● EXERCISE PROMPT
Locate and copy each line in the data that contains the word "Edition".

● INPUT RECORDS
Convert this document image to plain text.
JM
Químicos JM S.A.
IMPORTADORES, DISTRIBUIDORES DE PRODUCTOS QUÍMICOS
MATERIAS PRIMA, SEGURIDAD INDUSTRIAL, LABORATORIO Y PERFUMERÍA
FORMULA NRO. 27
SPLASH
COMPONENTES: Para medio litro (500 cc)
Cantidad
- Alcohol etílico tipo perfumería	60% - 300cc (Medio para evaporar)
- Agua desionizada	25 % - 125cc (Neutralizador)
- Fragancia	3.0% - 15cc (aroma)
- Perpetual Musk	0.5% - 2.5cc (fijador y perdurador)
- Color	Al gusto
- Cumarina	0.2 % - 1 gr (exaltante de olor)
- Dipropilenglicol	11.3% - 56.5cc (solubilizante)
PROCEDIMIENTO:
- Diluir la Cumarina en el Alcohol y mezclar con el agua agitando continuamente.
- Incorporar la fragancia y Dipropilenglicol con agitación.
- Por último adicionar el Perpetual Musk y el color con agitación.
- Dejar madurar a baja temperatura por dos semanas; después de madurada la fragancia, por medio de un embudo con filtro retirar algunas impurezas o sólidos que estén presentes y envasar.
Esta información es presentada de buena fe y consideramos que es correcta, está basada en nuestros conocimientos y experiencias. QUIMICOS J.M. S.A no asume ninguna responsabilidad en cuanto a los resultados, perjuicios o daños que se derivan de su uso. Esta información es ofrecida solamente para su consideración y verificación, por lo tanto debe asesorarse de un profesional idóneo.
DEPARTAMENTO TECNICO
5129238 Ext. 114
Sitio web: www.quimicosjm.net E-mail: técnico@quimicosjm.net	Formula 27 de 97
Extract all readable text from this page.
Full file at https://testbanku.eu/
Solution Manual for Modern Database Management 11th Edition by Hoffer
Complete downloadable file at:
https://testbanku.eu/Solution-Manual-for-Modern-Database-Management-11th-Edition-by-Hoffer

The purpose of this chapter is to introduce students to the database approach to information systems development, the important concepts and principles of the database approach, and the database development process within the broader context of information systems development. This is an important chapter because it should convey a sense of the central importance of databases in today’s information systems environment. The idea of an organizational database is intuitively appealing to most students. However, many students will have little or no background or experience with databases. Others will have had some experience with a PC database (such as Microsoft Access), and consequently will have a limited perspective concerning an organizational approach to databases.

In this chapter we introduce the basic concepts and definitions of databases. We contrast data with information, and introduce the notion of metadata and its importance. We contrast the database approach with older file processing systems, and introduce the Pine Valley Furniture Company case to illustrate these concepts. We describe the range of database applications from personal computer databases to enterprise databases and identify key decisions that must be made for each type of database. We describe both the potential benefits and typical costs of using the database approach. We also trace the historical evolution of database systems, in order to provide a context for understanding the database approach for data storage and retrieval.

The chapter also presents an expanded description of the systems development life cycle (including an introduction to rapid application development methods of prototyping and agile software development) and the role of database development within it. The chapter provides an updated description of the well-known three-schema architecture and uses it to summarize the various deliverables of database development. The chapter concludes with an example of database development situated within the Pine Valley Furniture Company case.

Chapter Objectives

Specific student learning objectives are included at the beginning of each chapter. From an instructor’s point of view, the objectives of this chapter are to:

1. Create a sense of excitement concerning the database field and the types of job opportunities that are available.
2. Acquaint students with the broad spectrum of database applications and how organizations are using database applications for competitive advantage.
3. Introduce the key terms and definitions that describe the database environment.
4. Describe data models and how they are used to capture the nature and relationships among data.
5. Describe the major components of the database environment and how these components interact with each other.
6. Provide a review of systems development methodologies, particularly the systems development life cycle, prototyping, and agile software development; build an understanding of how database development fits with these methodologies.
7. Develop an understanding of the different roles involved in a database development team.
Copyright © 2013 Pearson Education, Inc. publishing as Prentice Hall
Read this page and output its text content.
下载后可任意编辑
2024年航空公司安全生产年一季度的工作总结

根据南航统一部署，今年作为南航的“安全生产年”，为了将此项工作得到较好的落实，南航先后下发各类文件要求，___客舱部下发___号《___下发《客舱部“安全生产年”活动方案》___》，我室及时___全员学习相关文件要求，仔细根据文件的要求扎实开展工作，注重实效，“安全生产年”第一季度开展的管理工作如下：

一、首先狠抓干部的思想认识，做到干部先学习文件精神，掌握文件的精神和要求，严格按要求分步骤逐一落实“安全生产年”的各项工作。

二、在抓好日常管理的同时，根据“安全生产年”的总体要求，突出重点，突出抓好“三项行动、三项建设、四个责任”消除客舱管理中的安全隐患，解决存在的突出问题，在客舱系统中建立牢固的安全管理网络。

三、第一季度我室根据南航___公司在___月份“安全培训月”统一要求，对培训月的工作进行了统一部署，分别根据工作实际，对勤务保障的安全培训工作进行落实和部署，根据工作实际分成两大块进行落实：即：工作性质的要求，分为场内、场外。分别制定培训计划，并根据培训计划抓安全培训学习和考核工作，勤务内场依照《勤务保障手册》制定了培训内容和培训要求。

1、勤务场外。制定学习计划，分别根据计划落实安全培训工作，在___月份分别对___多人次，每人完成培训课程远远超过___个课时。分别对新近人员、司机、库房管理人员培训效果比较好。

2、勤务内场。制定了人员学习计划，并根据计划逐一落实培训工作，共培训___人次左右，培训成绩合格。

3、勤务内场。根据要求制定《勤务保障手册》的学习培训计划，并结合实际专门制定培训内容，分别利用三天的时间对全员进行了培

● OUTPUT OF THE TASK
Solution Manual for Modern Database Management 11th Edition by Hoffer
https://testbanku.eu/Solution-Manual-for-Modern-Database-Management-11th-Edition-by-Hoffer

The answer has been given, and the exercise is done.